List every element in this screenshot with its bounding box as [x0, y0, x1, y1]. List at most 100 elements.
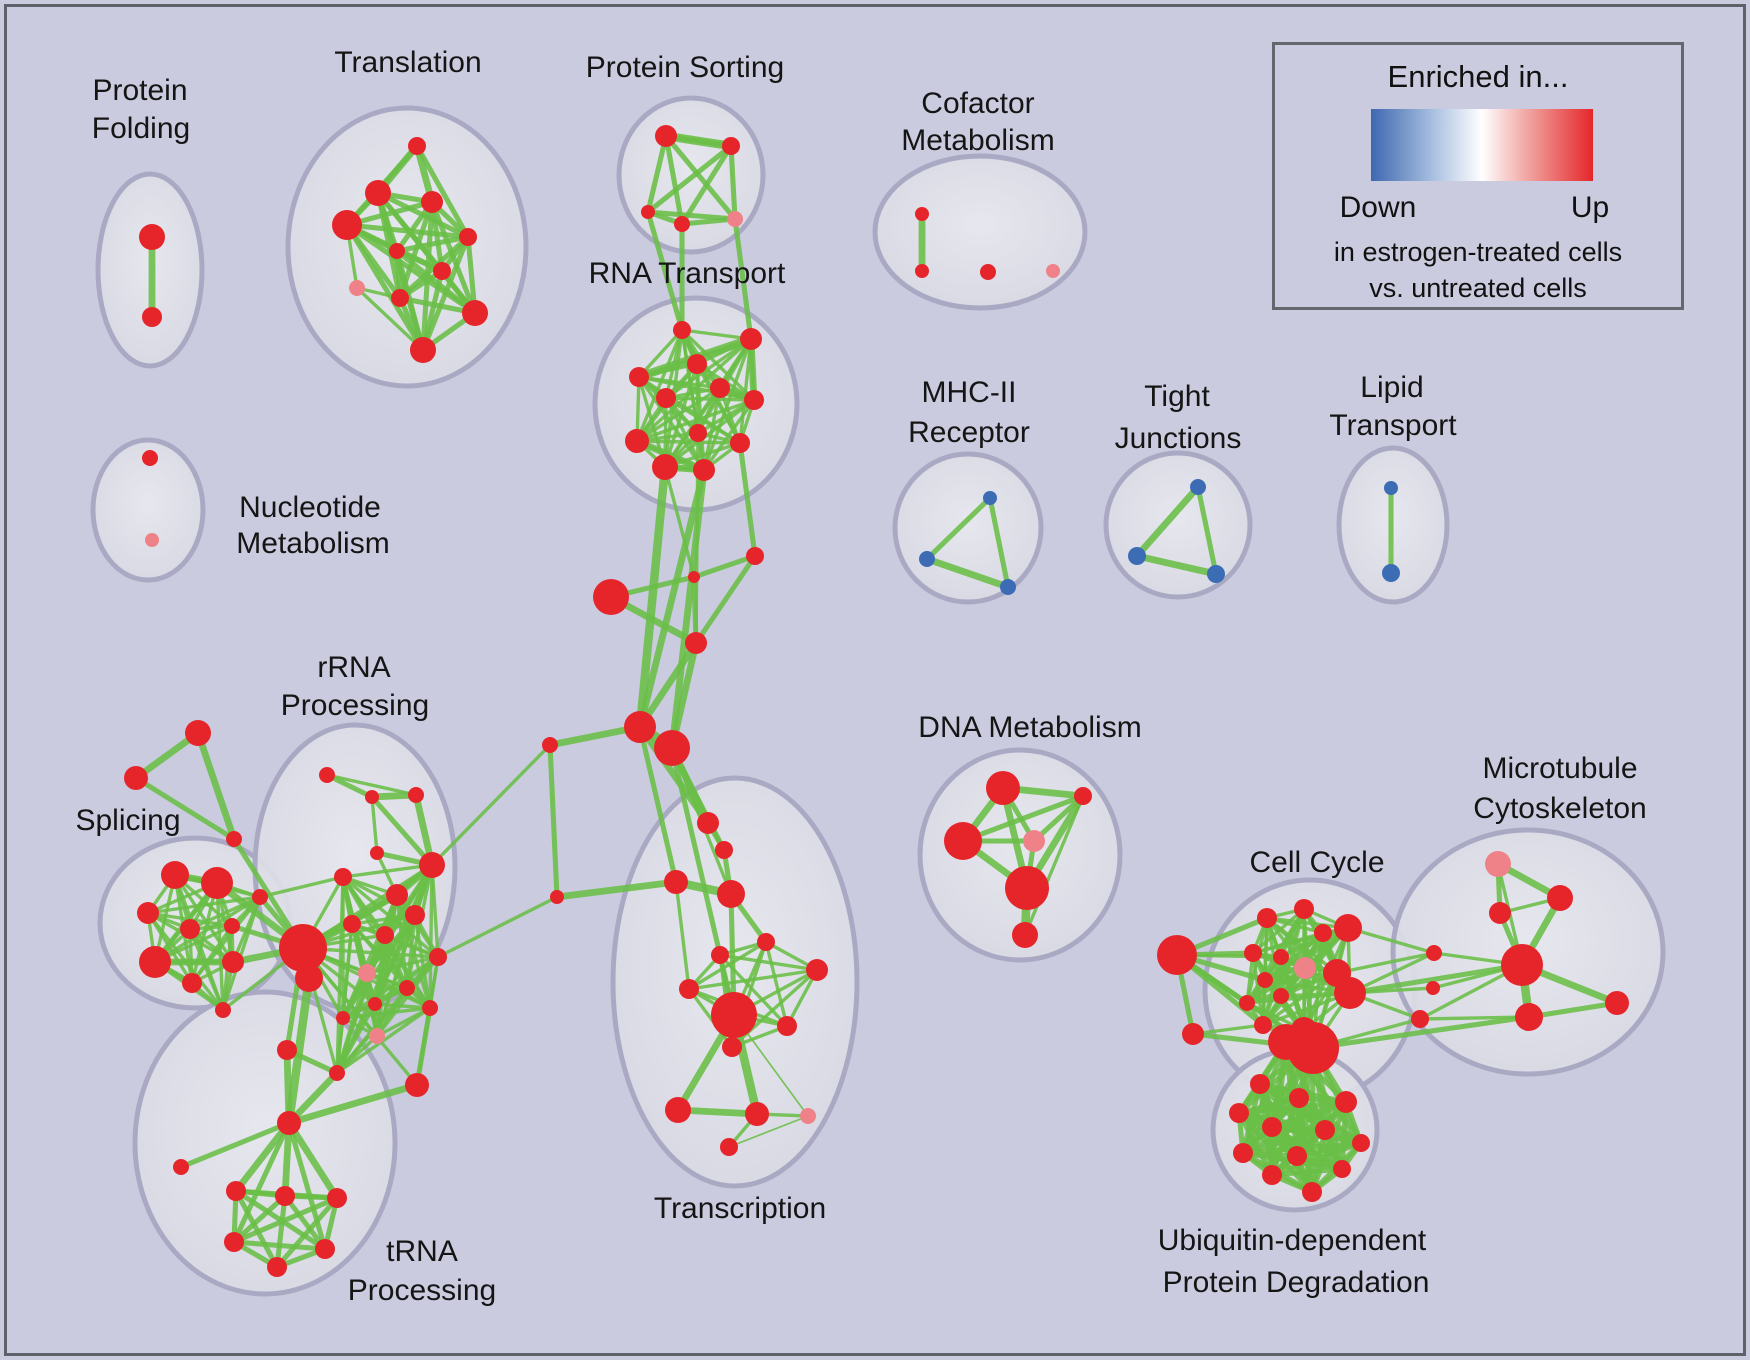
network-node-tr12 [665, 1097, 691, 1123]
network-edge [394, 248, 478, 316]
network-node-c2 [688, 571, 700, 583]
network-edge [1245, 991, 1352, 1005]
network-edge [133, 775, 237, 842]
network-edge [1133, 483, 1202, 560]
network-edge [924, 495, 993, 562]
network-edge [301, 946, 419, 1087]
network-edge [420, 234, 471, 353]
legend-box: Enriched in... Down Up in estrogen-treat… [1272, 42, 1684, 310]
network-node-s2 [201, 867, 233, 899]
network-edge [687, 968, 819, 991]
network-edge [663, 133, 685, 227]
network-node-tc0 [550, 890, 564, 904]
network-node-mt5 [1426, 981, 1440, 995]
network-edge [635, 439, 742, 445]
network-node-rt2 [740, 328, 762, 350]
network-node-rt9 [625, 429, 649, 453]
network-edge [221, 895, 262, 1012]
network-node-u12 [1302, 1182, 1322, 1202]
network-edge [645, 143, 734, 215]
cluster-label-mhc-ii-receptor-line1: MHC-II [922, 376, 1017, 409]
network-node-mt9 [1605, 991, 1629, 1015]
network-node-r2 [365, 790, 379, 804]
network-edge [286, 1120, 328, 1252]
network-node-st3 [226, 831, 242, 847]
network-edge [687, 940, 768, 991]
network-node-tr2 [715, 841, 733, 859]
network-node-co4 [1046, 264, 1060, 278]
network-edge [1191, 1023, 1265, 1036]
network-node-s9 [182, 973, 202, 993]
network-node-th [277, 1111, 301, 1135]
network-node-u2 [1289, 1088, 1309, 1108]
network-node-tj3 [1207, 565, 1225, 583]
network-edge [636, 466, 708, 731]
network-node-tr1 [697, 812, 719, 834]
network-edge [923, 555, 1012, 591]
network-edge [373, 1002, 432, 1010]
network-edge [415, 955, 440, 1087]
network-node-rt5 [710, 378, 730, 398]
network-node-r9 [343, 915, 361, 933]
network-node-te [315, 1239, 335, 1259]
network-node-mt8 [1515, 1003, 1543, 1031]
network-node-nm1 [142, 450, 158, 466]
network-edge [691, 574, 699, 646]
network-node-ps2 [722, 137, 740, 155]
network-node-cc16 [1334, 977, 1366, 1009]
network-node-l1 [1384, 481, 1398, 495]
network-edge [679, 216, 738, 227]
network-node-rt7 [744, 390, 764, 410]
network-node-l2 [1382, 564, 1400, 582]
network-edge [687, 987, 734, 1049]
cluster-label-trna-processing-line1: tRNA [386, 1235, 458, 1268]
network-node-mt3 [1489, 902, 1511, 924]
network-edge [637, 328, 684, 379]
network-node-st2 [124, 766, 148, 790]
network-edge [702, 398, 756, 472]
network-edge [350, 913, 417, 926]
network-node-u5 [1262, 1117, 1282, 1137]
network-node-cc13 [1239, 995, 1255, 1011]
network-edge [663, 133, 738, 222]
network-edge [635, 337, 753, 443]
network-edge [1245, 971, 1339, 1005]
network-node-n7 [368, 997, 382, 1011]
network-edge [960, 793, 1086, 844]
network-node-n9 [336, 1011, 350, 1025]
network-edge [680, 328, 756, 402]
network-node-co2 [915, 264, 929, 278]
cluster-label-microtubule-cytoskeleton-line2: Cytoskeleton [1473, 792, 1646, 825]
network-edge [344, 222, 426, 353]
network-node-n4 [358, 964, 376, 982]
network-node-n12 [329, 1065, 345, 1081]
legend-title: Enriched in... [1387, 59, 1569, 94]
cluster-labels-layer: Protein Folding Translation Protein Sorting… [75, 46, 1646, 1307]
network-node-rt10 [730, 433, 750, 453]
network-node-c6 [654, 730, 690, 766]
network-node-cc14 [1254, 1016, 1272, 1034]
network-node-pf1 [139, 224, 165, 250]
network-node-d2 [1074, 787, 1092, 805]
network-node-mh2 [919, 551, 935, 567]
network-node-t6 [389, 243, 405, 259]
network-edge [663, 465, 696, 579]
network-edge [370, 795, 379, 855]
network-edge [664, 396, 756, 402]
network-node-cc8 [1273, 949, 1289, 965]
network-node-d4 [1023, 830, 1045, 852]
network-node-cc7 [1244, 944, 1262, 962]
network-node-r6 [419, 852, 445, 878]
legend-gradient-bar [1371, 109, 1593, 181]
network-edge [430, 743, 552, 867]
network-node-ps4 [674, 216, 690, 232]
network-edge [281, 1119, 293, 1200]
network-edge [395, 893, 432, 1010]
network-edge [285, 1119, 341, 1202]
network-node-c3 [593, 579, 629, 615]
network-edge [1310, 1014, 1532, 1051]
network-node-r7 [386, 884, 408, 906]
network-node-tr15 [720, 1138, 738, 1156]
network-edge [728, 1115, 809, 1148]
cluster-label-tight-junctions-line2: Junctions [1115, 422, 1242, 455]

_ _ _ _ _

> **ACTIVITY**: Each entry above should be given again exactly, with its pictures omitted.

> **OUTPUT FOR THIS TASK**:
List every element in this screenshot with its bounding box as [x0, y0, x1, y1]. List at most 100 elements.
network-node-tr12 [665, 1097, 691, 1123]
network-edge [394, 248, 478, 316]
network-node-c2 [688, 571, 700, 583]
network-edge [1245, 991, 1352, 1005]
network-edge [133, 775, 237, 842]
network-edge [1133, 483, 1202, 560]
network-edge [924, 495, 993, 562]
network-edge [301, 946, 419, 1087]
network-edge [420, 234, 471, 353]
legend-box: Enriched in... Down Up in estrogen-treat… [1272, 42, 1684, 310]
network-node-s2 [201, 867, 233, 899]
network-edge [687, 968, 819, 991]
network-edge [663, 133, 685, 227]
network-node-tc0 [550, 890, 564, 904]
network-node-mt5 [1426, 981, 1440, 995]
network-edge [635, 439, 742, 445]
network-node-rt2 [740, 328, 762, 350]
network-node-rt9 [625, 429, 649, 453]
network-edge [221, 895, 262, 1012]
network-node-u12 [1302, 1182, 1322, 1202]
network-edge [645, 143, 734, 215]
cluster-label-mhc-ii-receptor-line1: MHC-II [922, 376, 1017, 409]
network-node-mt9 [1605, 991, 1629, 1015]
network-node-r2 [365, 790, 379, 804]
network-edge [286, 1120, 328, 1252]
network-node-st3 [226, 831, 242, 847]
network-edge [687, 940, 768, 991]
network-node-tr2 [715, 841, 733, 859]
network-node-co4 [1046, 264, 1060, 278]
network-edge [1191, 1023, 1265, 1036]
network-node-s9 [182, 973, 202, 993]
network-node-th [277, 1111, 301, 1135]
network-node-u2 [1289, 1088, 1309, 1108]
network-node-tj3 [1207, 565, 1225, 583]
network-edge [636, 466, 708, 731]
network-node-tr1 [697, 812, 719, 834]
network-edge [923, 555, 1012, 591]
network-edge [373, 1002, 432, 1010]
network-edge [415, 955, 440, 1087]
network-node-rt5 [710, 378, 730, 398]
network-node-r9 [343, 915, 361, 933]
network-node-te [315, 1239, 335, 1259]
network-node-mt8 [1515, 1003, 1543, 1031]
network-node-nm1 [142, 450, 158, 466]
network-edge [691, 574, 699, 646]
network-node-ps2 [722, 137, 740, 155]
network-node-cc16 [1334, 977, 1366, 1009]
network-node-l1 [1384, 481, 1398, 495]
network-edge [679, 216, 738, 227]
network-node-rt7 [744, 390, 764, 410]
network-node-l2 [1382, 564, 1400, 582]
network-edge [687, 987, 734, 1049]
cluster-label-trna-processing-line1: tRNA [386, 1235, 458, 1268]
network-node-mt3 [1489, 902, 1511, 924]
network-edge [637, 328, 684, 379]
network-node-st2 [124, 766, 148, 790]
network-edge [702, 398, 756, 472]
network-edge [350, 913, 417, 926]
network-node-u5 [1262, 1117, 1282, 1137]
network-node-cc13 [1239, 995, 1255, 1011]
network-edge [663, 133, 738, 222]
network-edge [635, 337, 753, 443]
network-edge [1245, 971, 1339, 1005]
network-node-n7 [368, 997, 382, 1011]
network-edge [960, 793, 1086, 844]
network-node-n9 [336, 1011, 350, 1025]
network-edge [680, 328, 756, 402]
network-node-co2 [915, 264, 929, 278]
cluster-label-microtubule-cytoskeleton-line2: Cytoskeleton [1473, 792, 1646, 825]
network-edge [344, 222, 426, 353]
network-node-n4 [358, 964, 376, 982]
network-node-n12 [329, 1065, 345, 1081]
legend-title: Enriched in... [1387, 59, 1569, 94]
cluster-labels-layer: Protein Folding Translation Protein Sorting… [75, 46, 1646, 1307]
network-node-rt10 [730, 433, 750, 453]
network-node-c6 [654, 730, 690, 766]
network-node-cc14 [1254, 1016, 1272, 1034]
network-node-pf1 [139, 224, 165, 250]
network-node-d2 [1074, 787, 1092, 805]
network-node-mh2 [919, 551, 935, 567]
network-node-t6 [389, 243, 405, 259]
network-edge [663, 465, 696, 579]
network-edge [370, 795, 379, 855]
network-edge [664, 396, 756, 402]
network-node-cc8 [1273, 949, 1289, 965]
network-node-d4 [1023, 830, 1045, 852]
network-node-cc7 [1244, 944, 1262, 962]
network-node-r6 [419, 852, 445, 878]
legend-gradient-bar [1371, 109, 1593, 181]
network-edge [430, 743, 552, 867]
network-node-ps4 [674, 216, 690, 232]
network-edge [281, 1119, 293, 1200]
network-edge [395, 893, 432, 1010]
network-edge [285, 1119, 341, 1202]
network-node-c3 [593, 579, 629, 615]
network-edge [1310, 1014, 1532, 1051]
network-node-r7 [386, 884, 408, 906]
network-node-tr15 [720, 1138, 738, 1156]
network-edge [728, 1115, 809, 1148]
cluster-label-tight-junctions-line2: Junctions [1115, 422, 1242, 455]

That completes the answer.